Reproduce each line that includes the word "this".

========

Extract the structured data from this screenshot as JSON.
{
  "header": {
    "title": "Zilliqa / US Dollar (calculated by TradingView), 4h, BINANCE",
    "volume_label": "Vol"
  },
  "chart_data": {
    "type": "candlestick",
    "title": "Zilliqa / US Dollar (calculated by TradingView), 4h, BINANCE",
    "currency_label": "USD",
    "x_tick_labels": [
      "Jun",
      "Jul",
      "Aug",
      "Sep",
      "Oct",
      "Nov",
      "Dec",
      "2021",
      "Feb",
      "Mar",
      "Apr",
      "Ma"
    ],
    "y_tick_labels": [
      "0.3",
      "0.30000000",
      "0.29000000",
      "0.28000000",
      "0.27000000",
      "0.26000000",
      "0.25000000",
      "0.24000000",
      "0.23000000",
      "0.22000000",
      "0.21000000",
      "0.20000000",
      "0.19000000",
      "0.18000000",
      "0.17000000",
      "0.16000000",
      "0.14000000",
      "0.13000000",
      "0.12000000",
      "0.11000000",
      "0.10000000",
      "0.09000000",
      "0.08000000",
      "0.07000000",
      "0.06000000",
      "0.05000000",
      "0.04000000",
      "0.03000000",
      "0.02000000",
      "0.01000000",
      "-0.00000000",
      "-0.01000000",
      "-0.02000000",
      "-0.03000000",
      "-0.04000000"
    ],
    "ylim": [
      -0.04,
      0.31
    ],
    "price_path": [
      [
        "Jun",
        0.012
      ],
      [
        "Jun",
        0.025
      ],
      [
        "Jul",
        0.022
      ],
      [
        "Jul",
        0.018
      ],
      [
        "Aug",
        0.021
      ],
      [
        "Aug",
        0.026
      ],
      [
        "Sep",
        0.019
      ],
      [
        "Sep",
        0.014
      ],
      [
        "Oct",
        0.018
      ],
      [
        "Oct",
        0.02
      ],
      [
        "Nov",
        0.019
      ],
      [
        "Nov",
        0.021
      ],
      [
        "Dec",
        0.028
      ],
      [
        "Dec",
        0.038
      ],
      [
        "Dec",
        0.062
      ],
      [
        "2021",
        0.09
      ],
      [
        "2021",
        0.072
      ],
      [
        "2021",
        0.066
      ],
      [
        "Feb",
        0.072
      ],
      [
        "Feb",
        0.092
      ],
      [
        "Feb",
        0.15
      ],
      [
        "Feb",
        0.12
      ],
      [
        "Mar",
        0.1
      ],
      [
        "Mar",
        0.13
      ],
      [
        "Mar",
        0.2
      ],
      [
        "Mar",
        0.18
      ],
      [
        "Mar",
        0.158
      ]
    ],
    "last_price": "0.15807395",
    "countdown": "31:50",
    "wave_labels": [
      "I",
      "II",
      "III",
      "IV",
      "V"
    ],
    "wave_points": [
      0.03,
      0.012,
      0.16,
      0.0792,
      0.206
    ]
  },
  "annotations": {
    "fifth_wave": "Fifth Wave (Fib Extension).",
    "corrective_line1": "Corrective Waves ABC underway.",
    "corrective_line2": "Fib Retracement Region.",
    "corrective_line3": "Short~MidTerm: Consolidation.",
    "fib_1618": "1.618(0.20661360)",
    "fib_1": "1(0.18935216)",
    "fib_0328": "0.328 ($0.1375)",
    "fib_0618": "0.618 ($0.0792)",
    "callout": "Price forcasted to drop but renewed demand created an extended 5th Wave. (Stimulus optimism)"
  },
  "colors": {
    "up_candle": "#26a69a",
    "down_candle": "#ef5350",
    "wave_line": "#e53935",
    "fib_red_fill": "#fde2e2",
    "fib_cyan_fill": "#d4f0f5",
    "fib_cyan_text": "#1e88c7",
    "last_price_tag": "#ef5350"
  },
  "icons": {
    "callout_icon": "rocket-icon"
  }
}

========

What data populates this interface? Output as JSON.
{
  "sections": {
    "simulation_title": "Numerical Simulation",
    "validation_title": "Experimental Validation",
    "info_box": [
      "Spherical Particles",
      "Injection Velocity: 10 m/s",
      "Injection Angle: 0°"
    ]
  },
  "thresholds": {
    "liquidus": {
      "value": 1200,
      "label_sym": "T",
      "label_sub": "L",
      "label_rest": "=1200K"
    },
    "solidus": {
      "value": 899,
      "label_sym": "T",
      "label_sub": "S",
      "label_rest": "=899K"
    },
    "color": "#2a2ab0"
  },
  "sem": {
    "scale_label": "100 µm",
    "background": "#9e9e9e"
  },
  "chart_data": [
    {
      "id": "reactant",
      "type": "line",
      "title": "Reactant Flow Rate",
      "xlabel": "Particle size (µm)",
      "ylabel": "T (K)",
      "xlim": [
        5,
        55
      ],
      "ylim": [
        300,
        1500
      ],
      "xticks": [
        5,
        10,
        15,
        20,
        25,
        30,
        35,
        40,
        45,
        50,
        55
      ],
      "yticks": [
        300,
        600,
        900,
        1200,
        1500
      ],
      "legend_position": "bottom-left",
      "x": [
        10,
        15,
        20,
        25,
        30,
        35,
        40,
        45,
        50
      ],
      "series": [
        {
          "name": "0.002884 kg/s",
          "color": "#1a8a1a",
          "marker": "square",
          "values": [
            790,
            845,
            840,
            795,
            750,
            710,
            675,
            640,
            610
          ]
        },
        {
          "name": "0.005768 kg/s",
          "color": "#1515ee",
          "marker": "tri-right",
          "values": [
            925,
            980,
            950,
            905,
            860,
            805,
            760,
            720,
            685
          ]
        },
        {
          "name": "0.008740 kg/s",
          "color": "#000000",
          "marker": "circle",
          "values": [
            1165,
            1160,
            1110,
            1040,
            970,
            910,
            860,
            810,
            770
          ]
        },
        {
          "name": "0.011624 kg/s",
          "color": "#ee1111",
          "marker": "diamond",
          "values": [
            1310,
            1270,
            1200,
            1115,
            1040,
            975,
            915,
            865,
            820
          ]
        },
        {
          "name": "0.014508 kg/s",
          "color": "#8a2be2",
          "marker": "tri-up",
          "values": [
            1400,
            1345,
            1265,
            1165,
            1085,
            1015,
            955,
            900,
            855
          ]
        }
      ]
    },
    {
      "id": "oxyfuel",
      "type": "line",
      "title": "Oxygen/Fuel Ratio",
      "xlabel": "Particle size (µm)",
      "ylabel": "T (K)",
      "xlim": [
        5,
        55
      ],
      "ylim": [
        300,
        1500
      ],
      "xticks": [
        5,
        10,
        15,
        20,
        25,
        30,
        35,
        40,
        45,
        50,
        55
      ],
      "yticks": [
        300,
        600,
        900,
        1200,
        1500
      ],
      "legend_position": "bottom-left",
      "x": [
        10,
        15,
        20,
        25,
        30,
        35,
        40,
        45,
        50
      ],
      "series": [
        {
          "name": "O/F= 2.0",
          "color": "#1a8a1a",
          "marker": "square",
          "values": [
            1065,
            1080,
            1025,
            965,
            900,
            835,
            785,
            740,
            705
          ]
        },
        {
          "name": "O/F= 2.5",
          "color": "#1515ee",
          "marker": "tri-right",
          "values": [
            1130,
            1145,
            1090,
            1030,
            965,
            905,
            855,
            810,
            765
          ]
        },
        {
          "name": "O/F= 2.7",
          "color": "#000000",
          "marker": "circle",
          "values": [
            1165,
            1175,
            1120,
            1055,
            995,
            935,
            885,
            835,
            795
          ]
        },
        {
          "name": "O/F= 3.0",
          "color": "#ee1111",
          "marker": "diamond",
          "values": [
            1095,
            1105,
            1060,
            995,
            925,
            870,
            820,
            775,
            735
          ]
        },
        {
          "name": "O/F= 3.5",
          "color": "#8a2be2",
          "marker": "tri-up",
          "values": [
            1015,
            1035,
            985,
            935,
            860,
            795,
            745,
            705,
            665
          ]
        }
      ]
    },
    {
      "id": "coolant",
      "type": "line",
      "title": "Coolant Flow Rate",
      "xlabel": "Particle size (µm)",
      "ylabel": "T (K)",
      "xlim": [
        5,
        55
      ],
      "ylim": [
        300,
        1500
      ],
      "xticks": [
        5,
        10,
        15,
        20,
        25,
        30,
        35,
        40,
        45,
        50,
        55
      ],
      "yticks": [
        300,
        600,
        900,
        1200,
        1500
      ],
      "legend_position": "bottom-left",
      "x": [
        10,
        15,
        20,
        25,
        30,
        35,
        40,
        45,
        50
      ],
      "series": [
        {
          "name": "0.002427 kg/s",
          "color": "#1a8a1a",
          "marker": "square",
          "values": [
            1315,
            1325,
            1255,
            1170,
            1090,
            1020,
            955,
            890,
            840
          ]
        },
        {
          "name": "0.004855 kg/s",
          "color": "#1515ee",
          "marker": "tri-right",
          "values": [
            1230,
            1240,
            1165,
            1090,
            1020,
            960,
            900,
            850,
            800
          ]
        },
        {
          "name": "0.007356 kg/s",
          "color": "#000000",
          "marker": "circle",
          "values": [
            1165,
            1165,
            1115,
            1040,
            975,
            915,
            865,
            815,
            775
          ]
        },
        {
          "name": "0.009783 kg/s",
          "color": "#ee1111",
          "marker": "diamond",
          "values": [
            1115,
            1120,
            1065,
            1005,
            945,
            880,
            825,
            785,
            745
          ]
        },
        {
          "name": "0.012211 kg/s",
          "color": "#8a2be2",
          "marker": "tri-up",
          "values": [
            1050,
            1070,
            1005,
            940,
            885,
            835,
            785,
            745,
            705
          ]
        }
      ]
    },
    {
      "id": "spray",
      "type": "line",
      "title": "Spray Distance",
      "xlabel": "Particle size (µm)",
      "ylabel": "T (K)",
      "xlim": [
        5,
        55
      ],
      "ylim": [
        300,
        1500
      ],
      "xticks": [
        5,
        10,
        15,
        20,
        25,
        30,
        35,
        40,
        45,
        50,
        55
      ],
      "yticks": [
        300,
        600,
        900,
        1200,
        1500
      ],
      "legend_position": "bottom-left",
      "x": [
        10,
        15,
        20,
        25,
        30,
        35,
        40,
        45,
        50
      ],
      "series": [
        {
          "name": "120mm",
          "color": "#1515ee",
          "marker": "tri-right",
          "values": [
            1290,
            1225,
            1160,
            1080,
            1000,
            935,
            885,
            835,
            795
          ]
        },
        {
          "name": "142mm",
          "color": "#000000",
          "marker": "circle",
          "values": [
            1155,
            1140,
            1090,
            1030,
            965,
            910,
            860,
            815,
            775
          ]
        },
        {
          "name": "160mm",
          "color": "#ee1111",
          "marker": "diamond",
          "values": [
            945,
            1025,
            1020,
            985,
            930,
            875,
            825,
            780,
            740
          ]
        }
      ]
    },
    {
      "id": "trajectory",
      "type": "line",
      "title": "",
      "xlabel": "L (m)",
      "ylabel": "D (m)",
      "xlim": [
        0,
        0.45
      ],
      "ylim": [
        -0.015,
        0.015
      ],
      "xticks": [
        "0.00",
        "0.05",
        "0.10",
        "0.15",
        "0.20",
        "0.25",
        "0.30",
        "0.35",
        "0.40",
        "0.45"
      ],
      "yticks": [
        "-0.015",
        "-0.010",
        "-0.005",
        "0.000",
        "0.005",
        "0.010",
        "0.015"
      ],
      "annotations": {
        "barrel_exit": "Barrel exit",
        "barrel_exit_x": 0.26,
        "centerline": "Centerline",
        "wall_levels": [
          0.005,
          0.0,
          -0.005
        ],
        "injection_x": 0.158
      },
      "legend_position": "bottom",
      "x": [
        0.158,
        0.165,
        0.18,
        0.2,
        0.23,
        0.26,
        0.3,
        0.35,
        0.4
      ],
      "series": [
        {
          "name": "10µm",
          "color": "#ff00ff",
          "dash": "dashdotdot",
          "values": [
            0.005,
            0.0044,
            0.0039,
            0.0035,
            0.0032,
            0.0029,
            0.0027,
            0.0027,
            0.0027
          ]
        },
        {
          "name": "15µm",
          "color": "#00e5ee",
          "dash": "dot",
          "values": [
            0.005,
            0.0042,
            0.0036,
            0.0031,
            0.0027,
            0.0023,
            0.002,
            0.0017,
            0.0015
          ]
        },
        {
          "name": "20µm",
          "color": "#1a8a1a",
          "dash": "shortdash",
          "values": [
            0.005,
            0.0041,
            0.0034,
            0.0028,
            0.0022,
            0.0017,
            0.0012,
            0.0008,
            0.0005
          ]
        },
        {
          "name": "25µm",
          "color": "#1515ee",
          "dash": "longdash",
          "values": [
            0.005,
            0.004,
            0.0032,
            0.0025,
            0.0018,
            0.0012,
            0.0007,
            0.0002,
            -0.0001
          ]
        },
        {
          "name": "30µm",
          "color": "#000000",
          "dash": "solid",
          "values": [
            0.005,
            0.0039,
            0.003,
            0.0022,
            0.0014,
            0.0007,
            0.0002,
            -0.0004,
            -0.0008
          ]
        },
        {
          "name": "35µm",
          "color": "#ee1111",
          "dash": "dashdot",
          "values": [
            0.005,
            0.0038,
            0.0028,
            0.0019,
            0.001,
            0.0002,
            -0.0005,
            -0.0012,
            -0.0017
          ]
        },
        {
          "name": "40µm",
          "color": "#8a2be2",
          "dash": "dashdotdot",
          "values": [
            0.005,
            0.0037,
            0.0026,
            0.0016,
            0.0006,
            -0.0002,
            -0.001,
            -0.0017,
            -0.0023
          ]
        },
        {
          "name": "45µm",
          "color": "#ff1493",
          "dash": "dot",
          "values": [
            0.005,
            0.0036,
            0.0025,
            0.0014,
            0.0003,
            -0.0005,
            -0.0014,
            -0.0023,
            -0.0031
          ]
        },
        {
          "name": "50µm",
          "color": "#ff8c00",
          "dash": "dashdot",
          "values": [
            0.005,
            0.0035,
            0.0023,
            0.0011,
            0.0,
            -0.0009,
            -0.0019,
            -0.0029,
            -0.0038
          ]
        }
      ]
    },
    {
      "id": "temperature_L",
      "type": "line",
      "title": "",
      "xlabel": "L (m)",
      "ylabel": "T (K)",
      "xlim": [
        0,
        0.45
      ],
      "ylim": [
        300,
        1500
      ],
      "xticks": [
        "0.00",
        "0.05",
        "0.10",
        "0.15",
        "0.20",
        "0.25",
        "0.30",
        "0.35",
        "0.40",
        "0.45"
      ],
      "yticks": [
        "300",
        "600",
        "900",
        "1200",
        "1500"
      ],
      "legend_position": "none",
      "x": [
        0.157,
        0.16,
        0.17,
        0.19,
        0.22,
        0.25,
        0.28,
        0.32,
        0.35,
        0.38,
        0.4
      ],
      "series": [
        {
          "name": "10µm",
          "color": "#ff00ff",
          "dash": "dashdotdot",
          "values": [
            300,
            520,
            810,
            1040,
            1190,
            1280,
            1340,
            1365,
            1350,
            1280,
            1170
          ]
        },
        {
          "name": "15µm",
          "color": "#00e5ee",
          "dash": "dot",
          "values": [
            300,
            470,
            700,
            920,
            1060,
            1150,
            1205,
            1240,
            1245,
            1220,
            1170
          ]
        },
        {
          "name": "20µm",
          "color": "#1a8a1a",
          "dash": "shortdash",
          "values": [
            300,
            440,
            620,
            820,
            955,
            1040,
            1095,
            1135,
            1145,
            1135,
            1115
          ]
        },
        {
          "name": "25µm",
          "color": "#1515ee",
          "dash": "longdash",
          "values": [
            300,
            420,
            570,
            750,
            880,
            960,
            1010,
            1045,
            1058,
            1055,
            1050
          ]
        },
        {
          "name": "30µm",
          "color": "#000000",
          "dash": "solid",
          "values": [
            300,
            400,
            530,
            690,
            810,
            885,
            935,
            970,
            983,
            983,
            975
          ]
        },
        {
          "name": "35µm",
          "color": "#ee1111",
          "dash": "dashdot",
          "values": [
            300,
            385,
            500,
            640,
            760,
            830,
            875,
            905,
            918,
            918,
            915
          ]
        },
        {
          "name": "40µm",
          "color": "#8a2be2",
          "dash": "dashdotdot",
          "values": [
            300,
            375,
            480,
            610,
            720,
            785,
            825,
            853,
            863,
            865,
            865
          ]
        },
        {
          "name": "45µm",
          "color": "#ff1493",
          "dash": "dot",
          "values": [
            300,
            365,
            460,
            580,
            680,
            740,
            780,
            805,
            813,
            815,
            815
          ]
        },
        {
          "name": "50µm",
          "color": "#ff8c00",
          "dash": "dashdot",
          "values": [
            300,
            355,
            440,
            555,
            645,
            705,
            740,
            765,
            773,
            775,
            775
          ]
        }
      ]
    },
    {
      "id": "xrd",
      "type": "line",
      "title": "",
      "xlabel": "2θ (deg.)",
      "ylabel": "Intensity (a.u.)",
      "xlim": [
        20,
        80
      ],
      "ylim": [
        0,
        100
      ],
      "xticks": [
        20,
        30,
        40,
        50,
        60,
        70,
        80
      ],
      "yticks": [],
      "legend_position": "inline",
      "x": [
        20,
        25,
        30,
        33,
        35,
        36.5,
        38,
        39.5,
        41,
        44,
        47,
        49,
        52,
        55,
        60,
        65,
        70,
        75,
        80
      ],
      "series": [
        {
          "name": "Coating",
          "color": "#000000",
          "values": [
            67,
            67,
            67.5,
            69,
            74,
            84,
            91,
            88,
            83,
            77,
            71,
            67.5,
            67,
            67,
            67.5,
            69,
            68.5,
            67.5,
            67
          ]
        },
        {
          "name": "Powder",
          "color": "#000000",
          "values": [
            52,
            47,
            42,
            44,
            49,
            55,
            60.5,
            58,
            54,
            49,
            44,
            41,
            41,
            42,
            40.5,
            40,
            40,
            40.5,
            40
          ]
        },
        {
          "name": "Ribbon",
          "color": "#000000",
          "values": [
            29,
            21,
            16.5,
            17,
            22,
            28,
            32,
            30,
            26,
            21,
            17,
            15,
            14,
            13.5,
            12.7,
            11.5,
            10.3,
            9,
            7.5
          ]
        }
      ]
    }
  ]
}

========

■ The output:
Extract the structured data from this screenshot as JSON.
What data populates this interface? Output as JSON.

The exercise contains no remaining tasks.